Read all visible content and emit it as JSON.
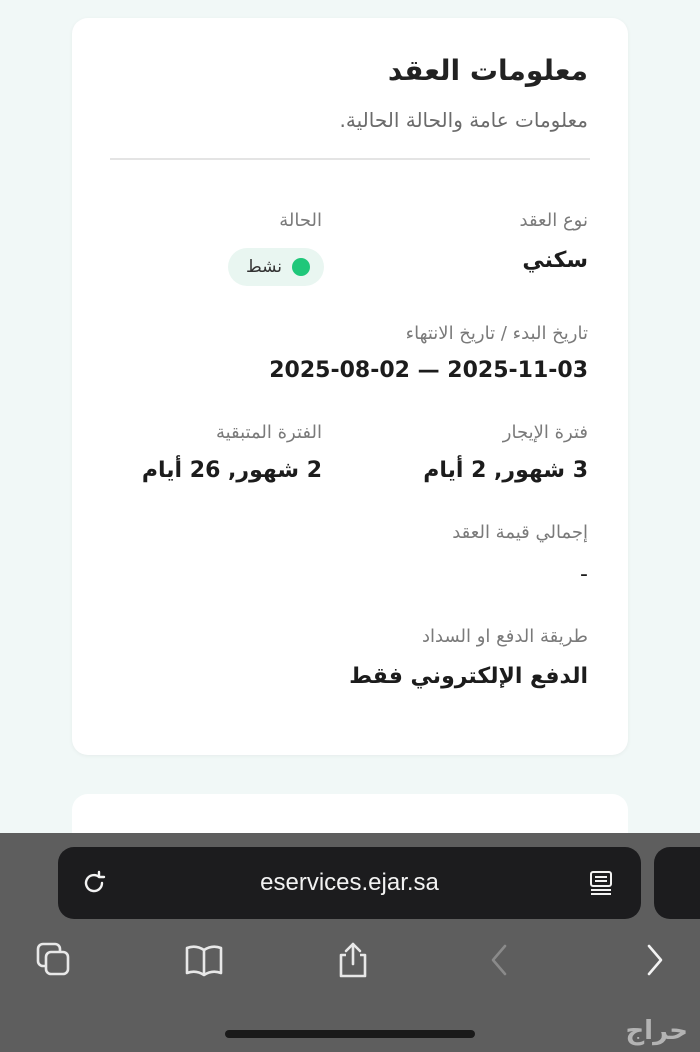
{
  "contract": {
    "title": "معلومات العقد",
    "subtitle": "معلومات عامة والحالة الحالية.",
    "contract_type_label": "نوع العقد",
    "contract_type_value": "سكني",
    "status_label": "الحالة",
    "status_value": "نشط",
    "dates_label": "تاريخ البدء / تاريخ الانتهاء",
    "dates_value": "2025-08-02 — 2025-11-03",
    "lease_period_label": "فترة الإيجار",
    "lease_period_value": "3 شهور, 2 أيام",
    "remaining_period_label": "الفترة المتبقية",
    "remaining_period_value": "2 شهور, 26 أيام",
    "total_value_label": "إجمالي قيمة العقد",
    "total_value_value": "-",
    "payment_method_label": "طريقة الدفع او السداد",
    "payment_method_value": "الدفع الإلكتروني فقط"
  },
  "browser": {
    "url": "eservices.ejar.sa"
  },
  "watermark": "حراج",
  "colors": {
    "status_active": "#1fc77a",
    "status_badge_bg": "#e9f6f1",
    "page_bg": "#f1f8f7"
  },
  "icons": {
    "reload": "reload-icon",
    "reader": "reader-mode-icon",
    "tabs": "tabs-icon",
    "bookmarks": "bookmarks-icon",
    "share": "share-icon",
    "back": "chevron-left-icon",
    "forward": "chevron-right-icon"
  }
}
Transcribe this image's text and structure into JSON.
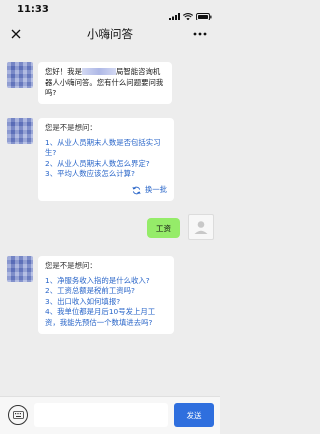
{
  "status_bar": {
    "time": "11:33"
  },
  "nav": {
    "title": "小嗨问答",
    "close_icon": "close-icon",
    "more_icon": "more-dots-icon"
  },
  "messages": {
    "greeting": {
      "prefix": "您好！我是",
      "suffix": "局智能咨询机器人小嗨问答。您有什么问题要问我吗?"
    },
    "suggestions_1": {
      "hint": "您是不是想问：",
      "questions": [
        "1、从业人员期末人数是否包括实习生?",
        "2、从业人员期末人数怎么界定?",
        "3、平均人数应该怎么计算?"
      ],
      "refresh_label": "换一批"
    },
    "user_message": "工资",
    "suggestions_2": {
      "hint": "您是不是想问：",
      "questions": [
        "1、净服务收入指的是什么收入?",
        "2、工资总额是税前工资吗?",
        "3、出口收入如何填报?",
        "4、我单位都是月后10号发上月工资，我能先预估一个数填进去吗?"
      ]
    }
  },
  "input_bar": {
    "placeholder": "",
    "send_label": "发送",
    "keyboard_icon": "keyboard-icon"
  },
  "colors": {
    "background": "#ededed",
    "user_bubble": "#95ec69",
    "link_blue": "#2a66c9",
    "send_button": "#2f6fde"
  }
}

■ Short exercise
The answer is a single number, the count of lines in the records that contain the string "الدفع".

■ Task response
2